* _Exercise_: Say how many lines include the word "dish". Reply with nothing but the number.

* _Data to process_:
━━━
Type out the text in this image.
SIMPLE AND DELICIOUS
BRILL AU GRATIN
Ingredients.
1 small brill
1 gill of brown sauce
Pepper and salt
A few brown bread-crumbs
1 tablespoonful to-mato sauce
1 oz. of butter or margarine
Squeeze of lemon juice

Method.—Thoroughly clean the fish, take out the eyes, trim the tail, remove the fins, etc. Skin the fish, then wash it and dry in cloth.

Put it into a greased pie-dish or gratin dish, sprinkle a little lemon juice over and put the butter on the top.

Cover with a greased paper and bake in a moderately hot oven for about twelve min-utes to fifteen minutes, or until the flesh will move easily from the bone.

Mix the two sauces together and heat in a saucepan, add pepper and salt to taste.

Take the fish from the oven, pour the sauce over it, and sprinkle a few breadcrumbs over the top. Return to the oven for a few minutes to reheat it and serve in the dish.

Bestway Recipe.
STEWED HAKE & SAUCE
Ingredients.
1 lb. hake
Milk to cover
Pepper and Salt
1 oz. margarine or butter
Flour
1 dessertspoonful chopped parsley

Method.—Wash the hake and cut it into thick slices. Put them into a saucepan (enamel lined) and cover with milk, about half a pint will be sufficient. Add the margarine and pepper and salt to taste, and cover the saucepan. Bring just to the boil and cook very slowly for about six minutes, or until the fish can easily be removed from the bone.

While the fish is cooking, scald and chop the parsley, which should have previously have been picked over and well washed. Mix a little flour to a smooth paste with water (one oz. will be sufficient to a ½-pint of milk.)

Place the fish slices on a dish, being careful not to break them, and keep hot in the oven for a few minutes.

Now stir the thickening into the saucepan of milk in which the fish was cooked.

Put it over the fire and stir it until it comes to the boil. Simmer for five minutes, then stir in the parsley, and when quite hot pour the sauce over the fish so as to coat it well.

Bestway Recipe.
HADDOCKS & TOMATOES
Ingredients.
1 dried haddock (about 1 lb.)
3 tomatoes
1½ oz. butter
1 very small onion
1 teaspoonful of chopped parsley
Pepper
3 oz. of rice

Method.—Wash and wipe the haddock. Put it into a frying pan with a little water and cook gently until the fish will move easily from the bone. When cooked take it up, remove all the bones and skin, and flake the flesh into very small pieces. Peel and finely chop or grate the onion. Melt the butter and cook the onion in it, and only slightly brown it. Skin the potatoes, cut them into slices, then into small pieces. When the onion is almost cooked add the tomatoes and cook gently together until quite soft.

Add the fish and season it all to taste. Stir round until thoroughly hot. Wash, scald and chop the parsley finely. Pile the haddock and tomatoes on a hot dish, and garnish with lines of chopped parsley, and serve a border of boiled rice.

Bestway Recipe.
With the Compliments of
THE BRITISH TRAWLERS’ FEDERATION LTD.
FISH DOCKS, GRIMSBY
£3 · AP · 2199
━━━
* _Response_: 4